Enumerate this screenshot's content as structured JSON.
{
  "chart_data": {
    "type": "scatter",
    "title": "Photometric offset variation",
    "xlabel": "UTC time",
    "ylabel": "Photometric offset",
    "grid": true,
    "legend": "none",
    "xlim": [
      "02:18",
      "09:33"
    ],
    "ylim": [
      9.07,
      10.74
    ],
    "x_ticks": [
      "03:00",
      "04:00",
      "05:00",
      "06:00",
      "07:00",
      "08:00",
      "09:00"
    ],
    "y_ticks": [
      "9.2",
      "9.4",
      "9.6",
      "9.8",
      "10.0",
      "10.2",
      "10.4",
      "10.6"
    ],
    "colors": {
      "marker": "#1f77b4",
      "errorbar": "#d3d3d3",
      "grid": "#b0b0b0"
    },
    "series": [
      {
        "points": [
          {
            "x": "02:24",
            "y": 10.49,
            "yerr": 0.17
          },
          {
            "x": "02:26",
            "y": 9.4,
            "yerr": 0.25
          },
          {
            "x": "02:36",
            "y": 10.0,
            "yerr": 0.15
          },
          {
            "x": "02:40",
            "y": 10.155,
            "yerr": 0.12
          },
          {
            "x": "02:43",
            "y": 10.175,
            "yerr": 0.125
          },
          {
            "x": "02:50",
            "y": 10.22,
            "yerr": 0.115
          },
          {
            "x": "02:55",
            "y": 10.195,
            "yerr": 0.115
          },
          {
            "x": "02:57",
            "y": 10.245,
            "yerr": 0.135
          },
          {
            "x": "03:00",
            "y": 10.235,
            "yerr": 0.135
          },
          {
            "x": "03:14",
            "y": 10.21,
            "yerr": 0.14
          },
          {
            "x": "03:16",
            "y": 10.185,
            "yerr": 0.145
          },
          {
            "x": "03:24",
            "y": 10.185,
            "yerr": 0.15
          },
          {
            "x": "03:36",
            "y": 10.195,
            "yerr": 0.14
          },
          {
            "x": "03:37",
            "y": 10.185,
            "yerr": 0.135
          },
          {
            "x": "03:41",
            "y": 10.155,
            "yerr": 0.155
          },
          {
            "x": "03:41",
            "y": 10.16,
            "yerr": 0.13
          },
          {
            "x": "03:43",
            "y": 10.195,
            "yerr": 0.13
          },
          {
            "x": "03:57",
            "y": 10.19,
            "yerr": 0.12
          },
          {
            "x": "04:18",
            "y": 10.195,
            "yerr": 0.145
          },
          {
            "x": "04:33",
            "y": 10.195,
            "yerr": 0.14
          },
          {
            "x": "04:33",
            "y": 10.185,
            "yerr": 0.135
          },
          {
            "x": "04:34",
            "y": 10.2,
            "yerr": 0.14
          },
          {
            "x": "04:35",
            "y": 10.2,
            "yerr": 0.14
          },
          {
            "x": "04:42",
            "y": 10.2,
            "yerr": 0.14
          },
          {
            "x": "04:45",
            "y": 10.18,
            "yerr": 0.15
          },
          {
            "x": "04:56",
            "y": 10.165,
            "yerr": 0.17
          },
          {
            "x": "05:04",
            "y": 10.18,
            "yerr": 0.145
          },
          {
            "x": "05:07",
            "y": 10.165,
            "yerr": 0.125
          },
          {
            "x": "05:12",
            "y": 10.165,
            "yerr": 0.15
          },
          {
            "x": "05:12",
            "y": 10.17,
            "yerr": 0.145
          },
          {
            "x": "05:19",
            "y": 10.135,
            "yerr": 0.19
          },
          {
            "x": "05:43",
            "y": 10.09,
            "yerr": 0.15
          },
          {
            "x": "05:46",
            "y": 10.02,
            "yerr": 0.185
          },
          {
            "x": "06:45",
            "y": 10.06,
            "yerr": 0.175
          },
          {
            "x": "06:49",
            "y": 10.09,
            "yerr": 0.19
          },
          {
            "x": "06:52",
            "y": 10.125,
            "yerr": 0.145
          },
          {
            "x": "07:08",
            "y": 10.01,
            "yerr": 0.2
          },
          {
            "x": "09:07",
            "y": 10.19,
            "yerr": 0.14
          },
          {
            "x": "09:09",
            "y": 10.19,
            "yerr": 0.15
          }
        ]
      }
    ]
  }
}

-*-

• Short exercise
Read through the lines above and collect those that contain the string "Photometric".

• Final answer
    "title": "Photometric offset variation",
    "ylabel": "Photometric offset",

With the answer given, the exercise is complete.